GIVEN REQUEST: Your task is to locate every line holding the string "values" and to copy each of them.

TASK INPUTS:
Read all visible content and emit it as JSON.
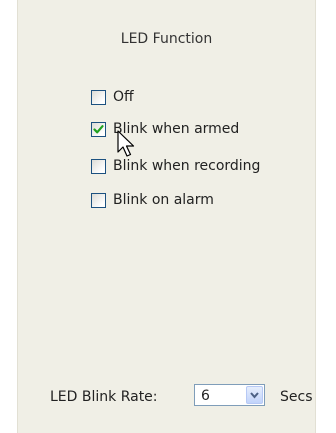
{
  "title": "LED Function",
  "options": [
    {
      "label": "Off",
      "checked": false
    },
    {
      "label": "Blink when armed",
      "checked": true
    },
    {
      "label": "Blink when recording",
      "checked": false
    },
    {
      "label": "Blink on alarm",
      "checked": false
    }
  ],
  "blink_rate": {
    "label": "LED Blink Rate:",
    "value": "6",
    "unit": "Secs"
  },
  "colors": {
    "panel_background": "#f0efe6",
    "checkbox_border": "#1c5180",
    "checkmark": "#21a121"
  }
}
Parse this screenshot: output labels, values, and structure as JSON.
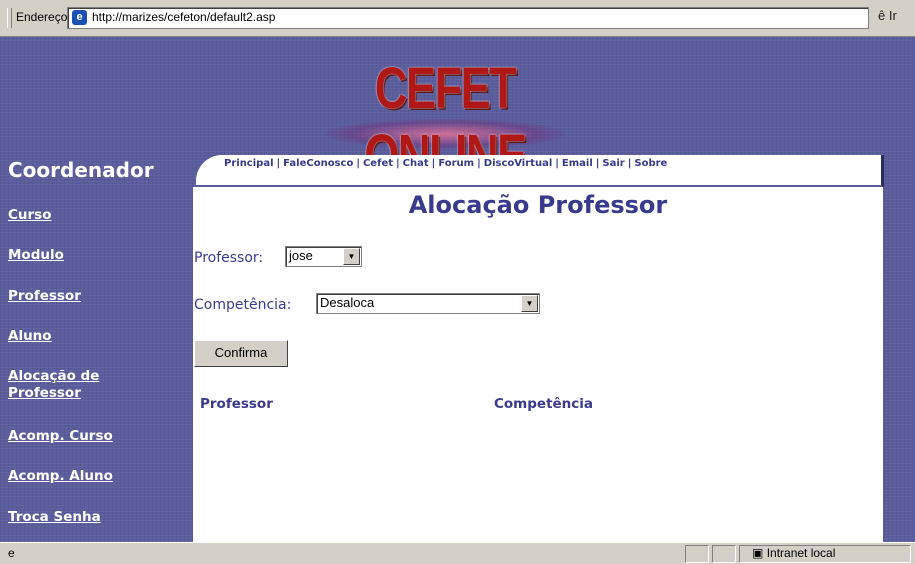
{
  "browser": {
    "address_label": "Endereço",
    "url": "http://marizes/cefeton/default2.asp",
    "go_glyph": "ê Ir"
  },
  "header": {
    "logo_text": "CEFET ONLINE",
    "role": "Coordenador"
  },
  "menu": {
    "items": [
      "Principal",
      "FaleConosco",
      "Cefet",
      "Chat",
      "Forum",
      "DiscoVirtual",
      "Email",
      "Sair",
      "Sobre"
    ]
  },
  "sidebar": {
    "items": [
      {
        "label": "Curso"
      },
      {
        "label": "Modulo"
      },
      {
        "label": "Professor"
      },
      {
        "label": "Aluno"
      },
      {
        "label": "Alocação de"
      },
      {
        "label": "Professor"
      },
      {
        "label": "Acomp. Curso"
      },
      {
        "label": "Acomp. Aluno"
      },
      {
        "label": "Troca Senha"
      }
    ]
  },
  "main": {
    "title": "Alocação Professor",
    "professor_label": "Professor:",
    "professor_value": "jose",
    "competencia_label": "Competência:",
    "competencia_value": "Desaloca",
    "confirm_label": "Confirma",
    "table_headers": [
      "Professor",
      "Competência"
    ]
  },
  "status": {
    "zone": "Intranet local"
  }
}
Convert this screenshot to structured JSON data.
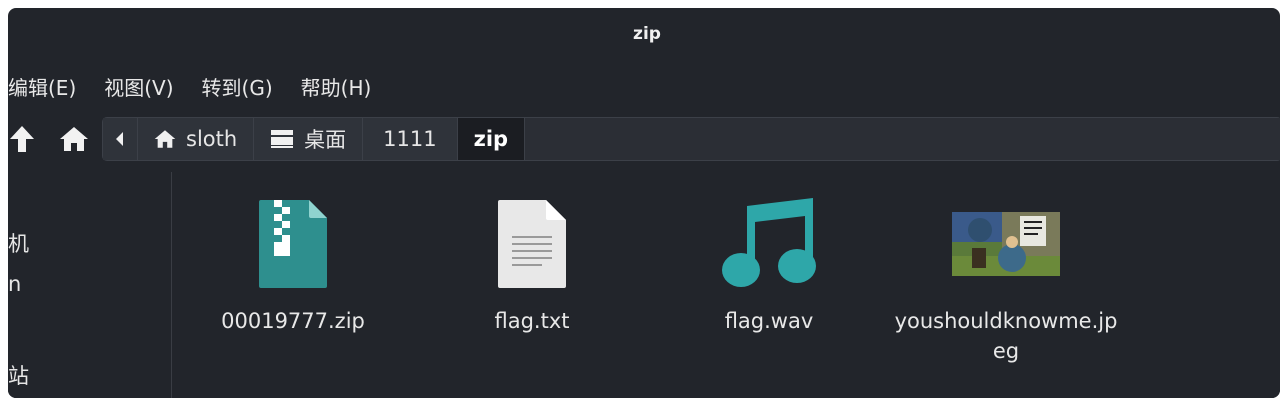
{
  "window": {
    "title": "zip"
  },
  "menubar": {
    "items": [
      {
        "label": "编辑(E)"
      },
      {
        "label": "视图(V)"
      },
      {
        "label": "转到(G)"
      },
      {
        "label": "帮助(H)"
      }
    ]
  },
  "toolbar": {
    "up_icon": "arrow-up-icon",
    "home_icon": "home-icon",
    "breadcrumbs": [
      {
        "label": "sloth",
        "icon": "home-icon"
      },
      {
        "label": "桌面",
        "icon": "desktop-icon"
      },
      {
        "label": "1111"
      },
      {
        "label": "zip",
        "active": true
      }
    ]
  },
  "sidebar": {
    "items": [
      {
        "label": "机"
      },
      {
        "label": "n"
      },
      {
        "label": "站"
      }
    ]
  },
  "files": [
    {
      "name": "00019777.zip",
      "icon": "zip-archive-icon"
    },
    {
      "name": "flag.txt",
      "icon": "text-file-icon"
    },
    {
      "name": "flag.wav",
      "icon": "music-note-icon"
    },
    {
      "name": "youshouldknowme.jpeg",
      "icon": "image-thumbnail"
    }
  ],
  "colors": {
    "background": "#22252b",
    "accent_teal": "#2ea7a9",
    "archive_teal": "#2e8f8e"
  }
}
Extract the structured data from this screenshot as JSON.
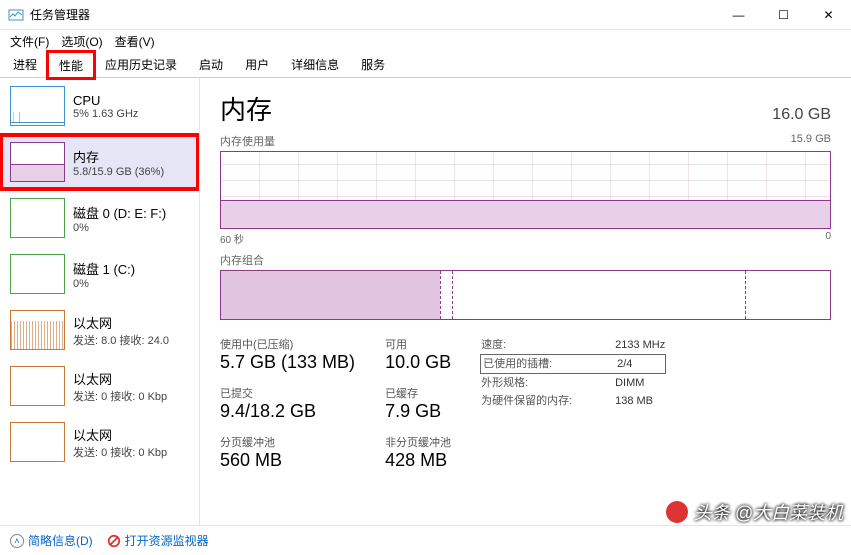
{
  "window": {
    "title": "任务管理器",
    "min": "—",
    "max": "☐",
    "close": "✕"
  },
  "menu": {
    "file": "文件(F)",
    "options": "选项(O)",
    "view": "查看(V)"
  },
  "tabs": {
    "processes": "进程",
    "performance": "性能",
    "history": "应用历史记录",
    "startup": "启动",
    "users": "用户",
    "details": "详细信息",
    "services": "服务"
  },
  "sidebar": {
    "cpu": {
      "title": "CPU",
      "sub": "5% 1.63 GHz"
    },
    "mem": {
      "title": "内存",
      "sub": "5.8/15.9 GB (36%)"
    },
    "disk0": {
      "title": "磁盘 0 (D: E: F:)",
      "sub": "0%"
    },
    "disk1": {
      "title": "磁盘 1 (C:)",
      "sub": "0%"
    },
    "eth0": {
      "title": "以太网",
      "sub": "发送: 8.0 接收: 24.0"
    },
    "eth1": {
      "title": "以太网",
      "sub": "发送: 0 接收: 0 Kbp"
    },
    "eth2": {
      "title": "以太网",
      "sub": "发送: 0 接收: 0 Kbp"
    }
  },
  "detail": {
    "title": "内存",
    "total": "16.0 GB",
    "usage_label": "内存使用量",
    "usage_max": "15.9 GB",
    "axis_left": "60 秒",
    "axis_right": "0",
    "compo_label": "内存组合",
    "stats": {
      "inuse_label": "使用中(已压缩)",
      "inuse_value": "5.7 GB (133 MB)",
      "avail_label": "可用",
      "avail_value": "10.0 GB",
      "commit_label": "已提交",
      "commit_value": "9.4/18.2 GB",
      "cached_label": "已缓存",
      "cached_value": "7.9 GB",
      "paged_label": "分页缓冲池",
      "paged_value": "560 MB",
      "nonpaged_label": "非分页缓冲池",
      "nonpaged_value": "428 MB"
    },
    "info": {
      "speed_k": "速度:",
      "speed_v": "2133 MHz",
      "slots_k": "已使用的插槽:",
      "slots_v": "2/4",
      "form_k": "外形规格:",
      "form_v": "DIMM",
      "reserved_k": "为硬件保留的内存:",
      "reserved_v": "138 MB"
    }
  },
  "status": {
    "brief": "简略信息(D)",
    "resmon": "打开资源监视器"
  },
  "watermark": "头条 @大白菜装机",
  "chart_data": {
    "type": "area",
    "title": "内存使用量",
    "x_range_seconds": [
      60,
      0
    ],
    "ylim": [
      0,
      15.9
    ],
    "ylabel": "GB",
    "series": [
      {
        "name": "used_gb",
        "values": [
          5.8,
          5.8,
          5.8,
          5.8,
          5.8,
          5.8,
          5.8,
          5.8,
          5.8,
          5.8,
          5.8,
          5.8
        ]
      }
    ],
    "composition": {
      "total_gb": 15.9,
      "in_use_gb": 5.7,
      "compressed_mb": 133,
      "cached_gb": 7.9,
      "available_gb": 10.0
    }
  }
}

--

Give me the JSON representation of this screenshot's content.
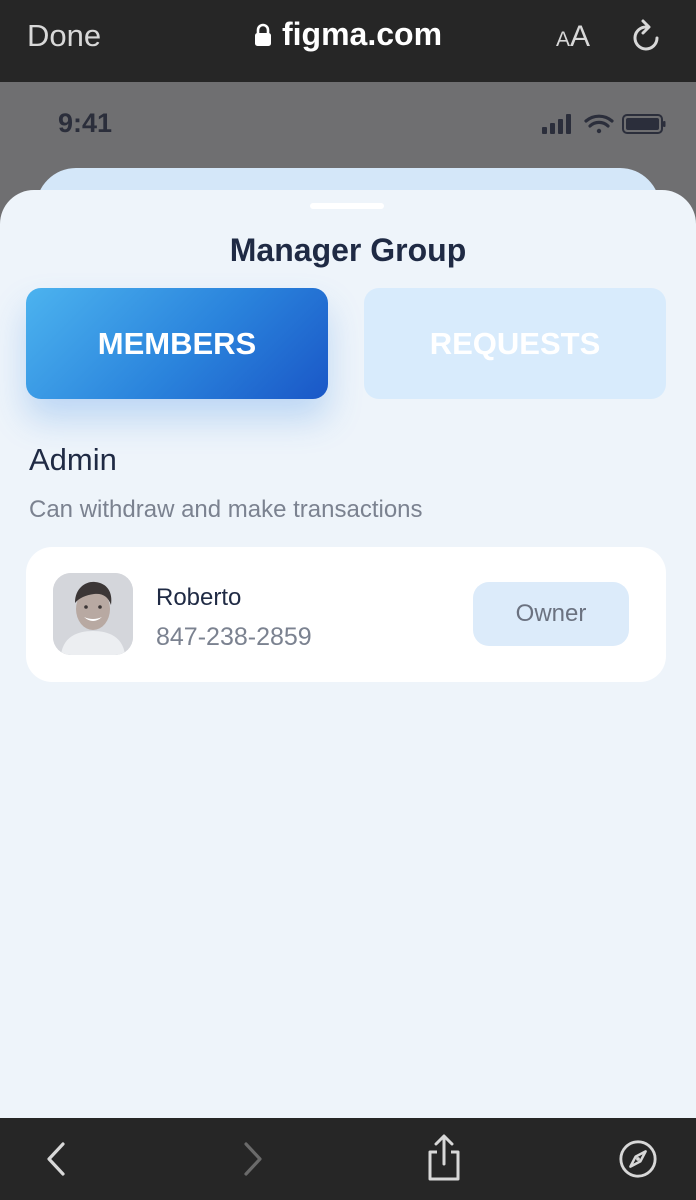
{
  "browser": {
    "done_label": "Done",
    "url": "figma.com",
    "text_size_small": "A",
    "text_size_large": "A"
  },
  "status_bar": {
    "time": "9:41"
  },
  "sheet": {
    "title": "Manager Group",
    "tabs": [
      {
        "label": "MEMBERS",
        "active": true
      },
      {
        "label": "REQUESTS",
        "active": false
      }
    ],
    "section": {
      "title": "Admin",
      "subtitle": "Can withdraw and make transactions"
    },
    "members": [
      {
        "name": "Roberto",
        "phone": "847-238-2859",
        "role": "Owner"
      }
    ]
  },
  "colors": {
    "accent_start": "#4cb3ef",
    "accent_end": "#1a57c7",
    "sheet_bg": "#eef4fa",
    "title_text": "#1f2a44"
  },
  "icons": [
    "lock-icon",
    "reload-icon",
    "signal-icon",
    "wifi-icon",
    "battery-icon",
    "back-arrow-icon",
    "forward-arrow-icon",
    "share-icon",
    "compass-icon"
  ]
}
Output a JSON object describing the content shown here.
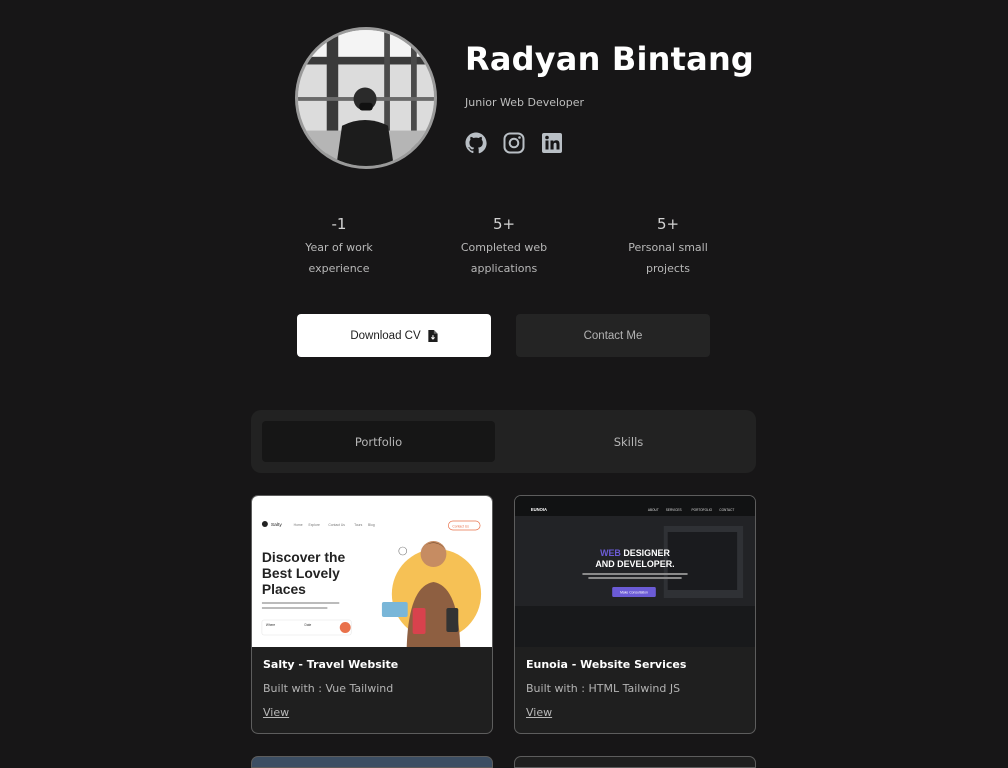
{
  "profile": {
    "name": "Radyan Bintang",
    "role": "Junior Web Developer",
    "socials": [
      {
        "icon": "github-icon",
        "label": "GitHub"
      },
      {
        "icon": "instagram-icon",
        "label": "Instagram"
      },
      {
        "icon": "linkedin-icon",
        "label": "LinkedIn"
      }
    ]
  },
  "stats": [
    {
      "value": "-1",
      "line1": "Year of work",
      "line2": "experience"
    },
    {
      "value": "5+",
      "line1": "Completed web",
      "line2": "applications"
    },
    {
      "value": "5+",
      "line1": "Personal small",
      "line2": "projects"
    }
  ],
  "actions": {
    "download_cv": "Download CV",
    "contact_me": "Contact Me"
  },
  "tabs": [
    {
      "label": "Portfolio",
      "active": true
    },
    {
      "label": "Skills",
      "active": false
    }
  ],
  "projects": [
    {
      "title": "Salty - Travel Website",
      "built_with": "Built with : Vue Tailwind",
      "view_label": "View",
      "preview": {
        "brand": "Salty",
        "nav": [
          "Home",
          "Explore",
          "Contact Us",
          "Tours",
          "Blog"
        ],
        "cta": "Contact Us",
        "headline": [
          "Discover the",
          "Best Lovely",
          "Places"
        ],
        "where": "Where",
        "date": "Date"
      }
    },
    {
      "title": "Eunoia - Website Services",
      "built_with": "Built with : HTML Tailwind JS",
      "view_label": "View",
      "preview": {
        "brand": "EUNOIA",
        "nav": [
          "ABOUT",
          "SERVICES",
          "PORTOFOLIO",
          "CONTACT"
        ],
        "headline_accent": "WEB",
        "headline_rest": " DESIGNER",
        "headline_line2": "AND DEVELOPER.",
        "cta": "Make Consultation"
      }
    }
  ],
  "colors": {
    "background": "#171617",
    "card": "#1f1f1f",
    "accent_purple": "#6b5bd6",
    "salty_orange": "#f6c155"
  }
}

FINAL ANSWER:
Parse this screenshot: output labels, values, and structure as JSON.
        "values": [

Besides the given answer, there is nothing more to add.